WHAT TO DO = State the number of lines where "series" appears. Add nothing else.

(Figure dataset records)
# # # #

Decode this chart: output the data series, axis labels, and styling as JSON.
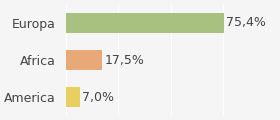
{
  "categories": [
    "Europa",
    "Africa",
    "America"
  ],
  "values": [
    75.4,
    17.5,
    7.0
  ],
  "labels": [
    "75,4%",
    "17,5%",
    "7,0%"
  ],
  "bar_colors": [
    "#a8c080",
    "#e8a878",
    "#e8d060"
  ],
  "xlim": [
    0,
    100
  ],
  "background_color": "#f5f5f5",
  "label_fontsize": 9,
  "tick_fontsize": 9
}
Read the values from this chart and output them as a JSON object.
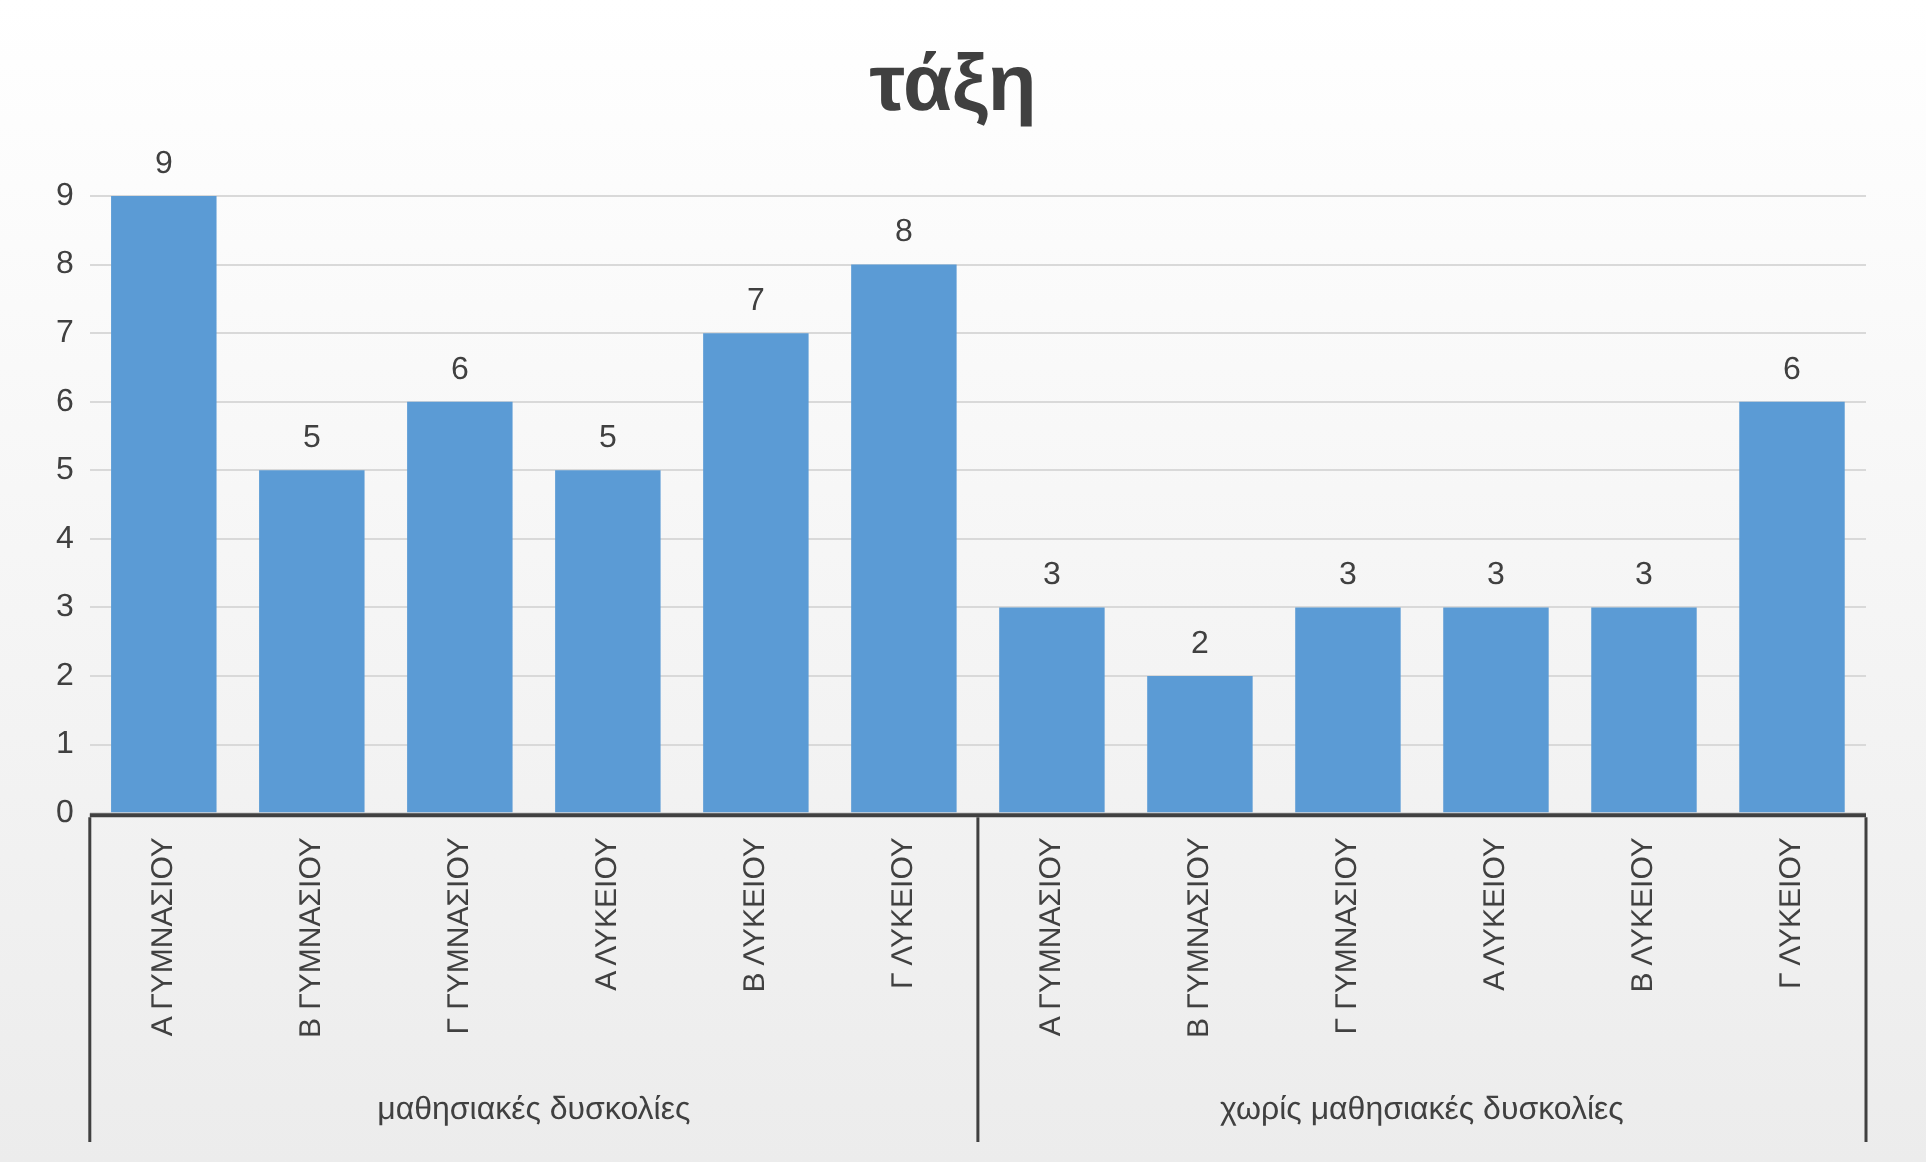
{
  "chart_data": {
    "type": "bar",
    "title": "τάξη",
    "categories": [
      "Α ΓΥΜΝΑΣΙΟΥ",
      "Β ΓΥΜΝΑΣΙΟΥ",
      "Γ ΓΥΜΝΑΣΙΟΥ",
      "Α ΛΥΚΕΙΟΥ",
      "Β ΛΥΚΕΙΟΥ",
      "Γ ΛΥΚΕΙΟΥ",
      "Α ΓΥΜΝΑΣΙΟΥ",
      "Β ΓΥΜΝΑΣΙΟΥ",
      "Γ ΓΥΜΝΑΣΙΟΥ",
      "Α ΛΥΚΕΙΟΥ",
      "Β ΛΥΚΕΙΟΥ",
      "Γ ΛΥΚΕΙΟΥ"
    ],
    "values": [
      9,
      5,
      6,
      5,
      7,
      8,
      3,
      2,
      3,
      3,
      3,
      6
    ],
    "color": "#5b9bd5",
    "ylim": [
      0,
      9
    ],
    "yticks": [
      0,
      1,
      2,
      3,
      4,
      5,
      6,
      7,
      8,
      9
    ],
    "grid": "y",
    "legend": false,
    "data_labels": true,
    "annotations": [
      "μαθησιακές δυσκολίες",
      "χωρίς μαθησιακές δυσκολίες"
    ]
  }
}
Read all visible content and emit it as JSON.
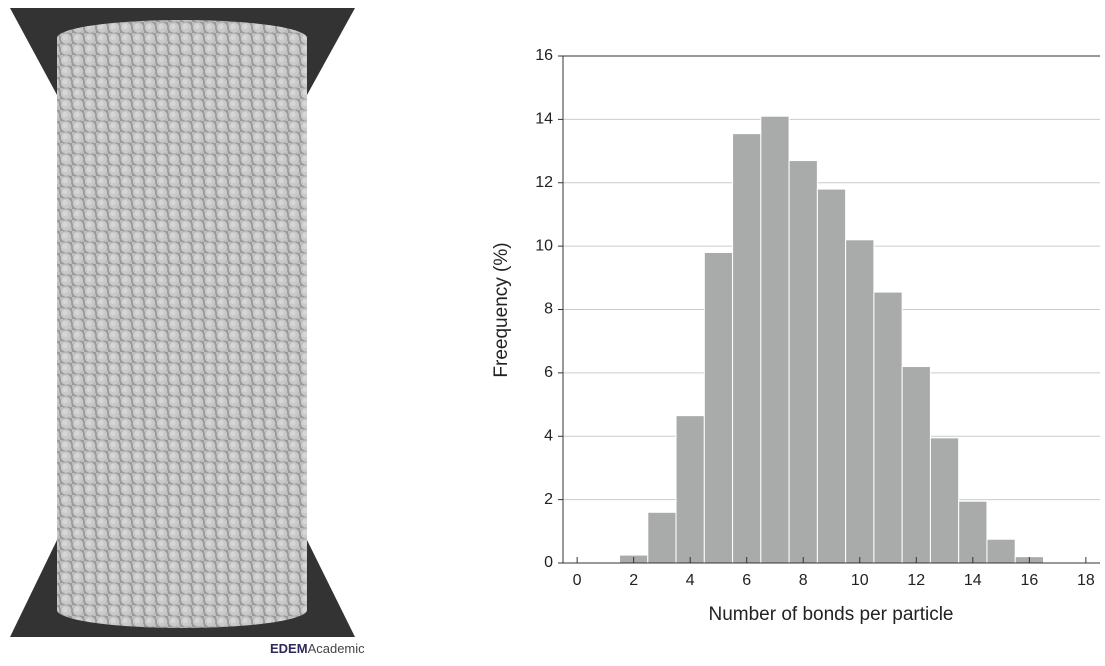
{
  "chart_data": {
    "type": "histogram",
    "xlabel": "Number of bonds per particle",
    "ylabel": "Freequency (%)",
    "bins": [
      1.5,
      2.5,
      3.5,
      4.5,
      5.5,
      6.5,
      7.5,
      8.5,
      9.5,
      10.5,
      11.5,
      12.5,
      13.5,
      14.5,
      15.5,
      16.5
    ],
    "values": [
      0.25,
      1.6,
      4.65,
      9.8,
      13.55,
      14.1,
      12.7,
      11.8,
      10.2,
      8.55,
      6.2,
      3.95,
      1.95,
      0.75,
      0.2
    ],
    "color": "#a9abab",
    "xlim": [
      -0.5,
      18.5
    ],
    "xticks": [
      0,
      2,
      4,
      6,
      8,
      10,
      12,
      14,
      16,
      18
    ],
    "ylim": [
      0,
      16
    ],
    "yticks": [
      0,
      2,
      4,
      6,
      8,
      10,
      12,
      14,
      16
    ],
    "grid": true
  },
  "logo": {
    "brand": "EDEM",
    "suffix": "Academic"
  }
}
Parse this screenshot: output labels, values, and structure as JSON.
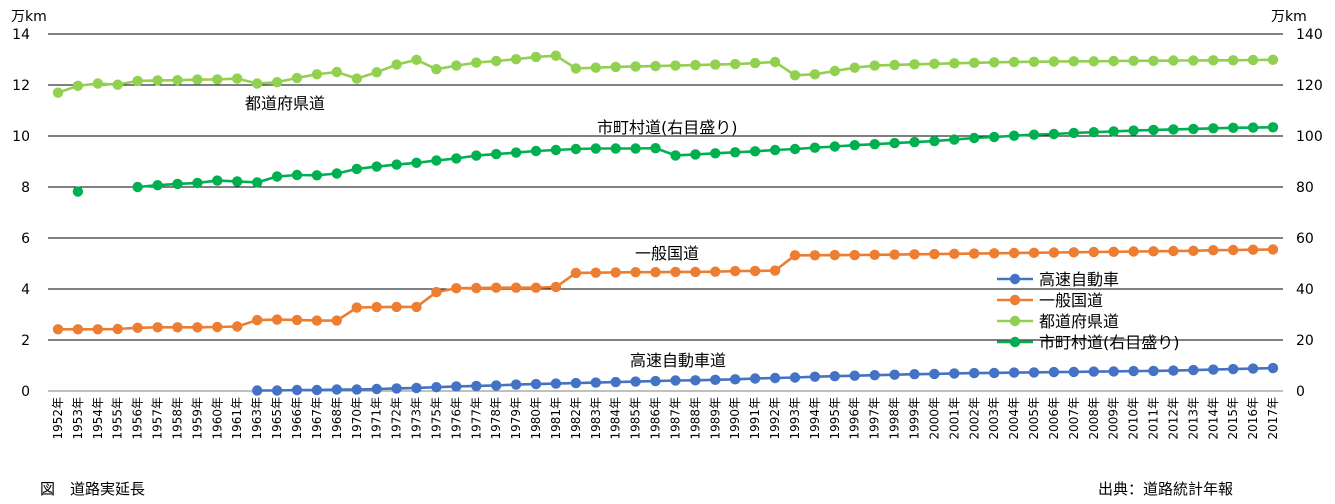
{
  "caption": "図　道路実延長",
  "source": "出典：道路統計年報",
  "chart_data": {
    "type": "line",
    "title": "",
    "y_unit_left": "万km",
    "y_unit_right": "万km",
    "ylim_left": [
      0,
      14
    ],
    "yticks_left": [
      0,
      2,
      4,
      6,
      8,
      10,
      12,
      14
    ],
    "ylim_right": [
      0,
      140
    ],
    "yticks_right": [
      0,
      20,
      40,
      60,
      80,
      100,
      120,
      140
    ],
    "grid": "horizontal",
    "legend_position": "lower-right",
    "categories": [
      "1952年",
      "1953年",
      "1954年",
      "1955年",
      "1956年",
      "1957年",
      "1958年",
      "1959年",
      "1960年",
      "1961年",
      "1963年",
      "1965年",
      "1966年",
      "1967年",
      "1968年",
      "1970年",
      "1971年",
      "1972年",
      "1973年",
      "1975年",
      "1976年",
      "1977年",
      "1978年",
      "1979年",
      "1980年",
      "1981年",
      "1982年",
      "1983年",
      "1984年",
      "1985年",
      "1986年",
      "1987年",
      "1988年",
      "1989年",
      "1990年",
      "1991年",
      "1992年",
      "1993年",
      "1994年",
      "1995年",
      "1996年",
      "1997年",
      "1998年",
      "1999年",
      "2000年",
      "2001年",
      "2002年",
      "2003年",
      "2004年",
      "2005年",
      "2006年",
      "2007年",
      "2008年",
      "2009年",
      "2010年",
      "2011年",
      "2012年",
      "2013年",
      "2014年",
      "2015年",
      "2016年",
      "2017年"
    ],
    "series": [
      {
        "name": "高速自動車",
        "annotation": "高速自動車道",
        "axis": "left",
        "color": "#4472C4",
        "values": [
          null,
          null,
          null,
          null,
          null,
          null,
          null,
          null,
          null,
          null,
          0.02,
          0.02,
          0.04,
          0.04,
          0.06,
          0.06,
          0.08,
          0.1,
          0.12,
          0.15,
          0.18,
          0.2,
          0.22,
          0.25,
          0.27,
          0.29,
          0.31,
          0.33,
          0.35,
          0.37,
          0.39,
          0.41,
          0.42,
          0.44,
          0.46,
          0.49,
          0.51,
          0.53,
          0.56,
          0.58,
          0.6,
          0.62,
          0.64,
          0.66,
          0.67,
          0.69,
          0.7,
          0.71,
          0.72,
          0.73,
          0.74,
          0.75,
          0.76,
          0.77,
          0.78,
          0.79,
          0.8,
          0.82,
          0.84,
          0.86,
          0.88,
          0.9
        ]
      },
      {
        "name": "一般国道",
        "annotation": "一般国道",
        "axis": "left",
        "color": "#ED7D31",
        "values": [
          2.42,
          2.42,
          2.42,
          2.43,
          2.48,
          2.5,
          2.5,
          2.5,
          2.51,
          2.53,
          2.78,
          2.8,
          2.79,
          2.76,
          2.76,
          3.27,
          3.29,
          3.3,
          3.3,
          3.88,
          4.03,
          4.04,
          4.05,
          4.05,
          4.05,
          4.08,
          4.63,
          4.64,
          4.65,
          4.66,
          4.66,
          4.67,
          4.67,
          4.68,
          4.7,
          4.71,
          4.72,
          5.32,
          5.32,
          5.33,
          5.33,
          5.34,
          5.35,
          5.36,
          5.37,
          5.38,
          5.39,
          5.4,
          5.41,
          5.42,
          5.43,
          5.44,
          5.45,
          5.46,
          5.47,
          5.48,
          5.49,
          5.5,
          5.52,
          5.53,
          5.54,
          5.55
        ]
      },
      {
        "name": "都道府県道",
        "annotation": "都道府県道",
        "axis": "left",
        "color": "#92D050",
        "values": [
          11.7,
          11.97,
          12.06,
          12.01,
          12.16,
          12.18,
          12.19,
          12.21,
          12.22,
          12.25,
          12.06,
          12.11,
          12.28,
          12.42,
          12.51,
          12.25,
          12.5,
          12.8,
          12.99,
          12.62,
          12.76,
          12.88,
          12.94,
          13.01,
          13.1,
          13.15,
          12.65,
          12.68,
          12.71,
          12.73,
          12.74,
          12.76,
          12.78,
          12.8,
          12.82,
          12.86,
          12.9,
          12.38,
          12.42,
          12.55,
          12.68,
          12.76,
          12.79,
          12.81,
          12.83,
          12.85,
          12.87,
          12.89,
          12.9,
          12.91,
          12.92,
          12.93,
          12.93,
          12.94,
          12.95,
          12.95,
          12.96,
          12.96,
          12.97,
          12.97,
          12.98,
          12.99
        ]
      },
      {
        "name": "市町村道(右目盛り)",
        "annotation": "市町村道(右目盛り)",
        "axis": "right",
        "color": "#00B050",
        "values": [
          null,
          78.2,
          null,
          null,
          80.0,
          80.7,
          81.2,
          81.6,
          82.5,
          82.2,
          81.8,
          84.1,
          84.7,
          84.6,
          85.3,
          87.1,
          88.0,
          88.8,
          89.5,
          90.4,
          91.2,
          92.3,
          92.9,
          93.5,
          94.1,
          94.5,
          94.9,
          95.1,
          95.1,
          95.1,
          95.2,
          92.4,
          92.8,
          93.2,
          93.6,
          94.0,
          94.5,
          94.9,
          95.4,
          95.9,
          96.4,
          96.8,
          97.2,
          97.6,
          98.0,
          98.6,
          99.2,
          99.6,
          100.1,
          100.5,
          100.8,
          101.2,
          101.5,
          101.8,
          102.1,
          102.4,
          102.6,
          102.8,
          103.0,
          103.2,
          103.3,
          103.4
        ]
      }
    ]
  }
}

# # # #

EXERCISE ANSWER = 2